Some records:
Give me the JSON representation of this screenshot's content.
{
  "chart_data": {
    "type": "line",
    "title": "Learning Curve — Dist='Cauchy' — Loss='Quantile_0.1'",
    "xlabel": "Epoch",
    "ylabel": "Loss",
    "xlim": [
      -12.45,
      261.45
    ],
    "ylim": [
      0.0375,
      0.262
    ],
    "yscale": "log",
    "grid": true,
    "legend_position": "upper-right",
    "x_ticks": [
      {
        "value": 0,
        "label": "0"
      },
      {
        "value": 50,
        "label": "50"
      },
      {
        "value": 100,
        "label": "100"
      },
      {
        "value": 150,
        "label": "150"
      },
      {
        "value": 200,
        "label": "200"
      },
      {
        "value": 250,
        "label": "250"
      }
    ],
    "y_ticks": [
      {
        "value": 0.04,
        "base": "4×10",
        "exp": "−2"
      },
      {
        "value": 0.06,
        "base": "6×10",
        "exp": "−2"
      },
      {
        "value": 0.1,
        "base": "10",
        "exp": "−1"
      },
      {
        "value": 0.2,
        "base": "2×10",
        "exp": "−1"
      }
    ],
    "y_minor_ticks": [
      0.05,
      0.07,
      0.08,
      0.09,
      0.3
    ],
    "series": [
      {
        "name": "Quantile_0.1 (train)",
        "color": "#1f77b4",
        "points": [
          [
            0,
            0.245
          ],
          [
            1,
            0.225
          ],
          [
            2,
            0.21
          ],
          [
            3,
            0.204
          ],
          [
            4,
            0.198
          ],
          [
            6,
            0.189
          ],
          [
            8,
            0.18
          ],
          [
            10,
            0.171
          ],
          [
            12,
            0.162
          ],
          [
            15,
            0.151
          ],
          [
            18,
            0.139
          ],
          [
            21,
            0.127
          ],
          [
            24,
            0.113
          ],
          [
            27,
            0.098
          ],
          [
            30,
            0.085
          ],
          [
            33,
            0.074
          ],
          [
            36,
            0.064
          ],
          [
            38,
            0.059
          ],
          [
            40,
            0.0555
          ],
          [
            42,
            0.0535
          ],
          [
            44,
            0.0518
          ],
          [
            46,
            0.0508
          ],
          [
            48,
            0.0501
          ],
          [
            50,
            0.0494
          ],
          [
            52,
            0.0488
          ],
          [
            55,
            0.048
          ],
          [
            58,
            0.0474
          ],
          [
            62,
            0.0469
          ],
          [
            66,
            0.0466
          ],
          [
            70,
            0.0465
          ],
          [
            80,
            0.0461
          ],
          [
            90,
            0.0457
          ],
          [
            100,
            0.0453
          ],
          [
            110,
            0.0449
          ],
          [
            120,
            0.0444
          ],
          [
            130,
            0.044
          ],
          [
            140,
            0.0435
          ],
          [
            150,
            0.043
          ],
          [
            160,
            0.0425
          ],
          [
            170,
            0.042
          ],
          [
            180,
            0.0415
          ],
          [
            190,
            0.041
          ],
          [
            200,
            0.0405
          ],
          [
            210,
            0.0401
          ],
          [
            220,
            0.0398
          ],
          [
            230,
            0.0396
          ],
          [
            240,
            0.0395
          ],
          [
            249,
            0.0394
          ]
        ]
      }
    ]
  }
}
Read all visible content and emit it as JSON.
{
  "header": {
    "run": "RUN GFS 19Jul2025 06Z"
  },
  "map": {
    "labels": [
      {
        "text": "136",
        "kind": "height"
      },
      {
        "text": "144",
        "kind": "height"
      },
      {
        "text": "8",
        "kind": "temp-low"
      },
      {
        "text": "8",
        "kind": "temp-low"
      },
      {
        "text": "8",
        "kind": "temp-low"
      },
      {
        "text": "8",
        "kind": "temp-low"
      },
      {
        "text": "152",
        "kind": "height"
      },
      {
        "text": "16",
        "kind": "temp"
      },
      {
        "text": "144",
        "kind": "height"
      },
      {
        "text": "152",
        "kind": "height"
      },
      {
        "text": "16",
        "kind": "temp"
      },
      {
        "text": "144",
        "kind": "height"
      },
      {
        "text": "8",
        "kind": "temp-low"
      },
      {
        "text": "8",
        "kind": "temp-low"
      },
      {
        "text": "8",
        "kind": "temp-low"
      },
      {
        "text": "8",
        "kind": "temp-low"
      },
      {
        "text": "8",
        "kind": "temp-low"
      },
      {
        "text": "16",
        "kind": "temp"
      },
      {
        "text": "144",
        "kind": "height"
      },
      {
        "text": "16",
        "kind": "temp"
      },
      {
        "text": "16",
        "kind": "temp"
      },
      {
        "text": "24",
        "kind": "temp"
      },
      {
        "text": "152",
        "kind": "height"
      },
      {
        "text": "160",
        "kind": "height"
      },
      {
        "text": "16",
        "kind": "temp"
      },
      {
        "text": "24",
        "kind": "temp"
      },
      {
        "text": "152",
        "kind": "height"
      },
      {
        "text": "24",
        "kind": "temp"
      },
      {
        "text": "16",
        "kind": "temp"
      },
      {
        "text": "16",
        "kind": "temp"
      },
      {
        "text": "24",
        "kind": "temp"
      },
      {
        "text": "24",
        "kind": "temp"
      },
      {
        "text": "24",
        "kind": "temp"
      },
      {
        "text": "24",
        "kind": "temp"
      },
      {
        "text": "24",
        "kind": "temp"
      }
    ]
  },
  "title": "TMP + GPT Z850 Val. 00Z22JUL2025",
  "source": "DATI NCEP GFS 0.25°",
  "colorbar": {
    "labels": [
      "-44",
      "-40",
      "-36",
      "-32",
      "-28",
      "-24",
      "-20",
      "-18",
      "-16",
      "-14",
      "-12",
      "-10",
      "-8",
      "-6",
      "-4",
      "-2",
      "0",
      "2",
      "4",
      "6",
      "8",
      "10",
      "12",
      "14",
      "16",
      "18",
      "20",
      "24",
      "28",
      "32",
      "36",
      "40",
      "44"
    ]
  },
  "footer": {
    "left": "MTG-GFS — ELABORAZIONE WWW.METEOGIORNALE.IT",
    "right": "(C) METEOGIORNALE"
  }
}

* [The exercise]:
Among the lines above, how many contain the string "Loss"? State the number alone.

* [The output]:
2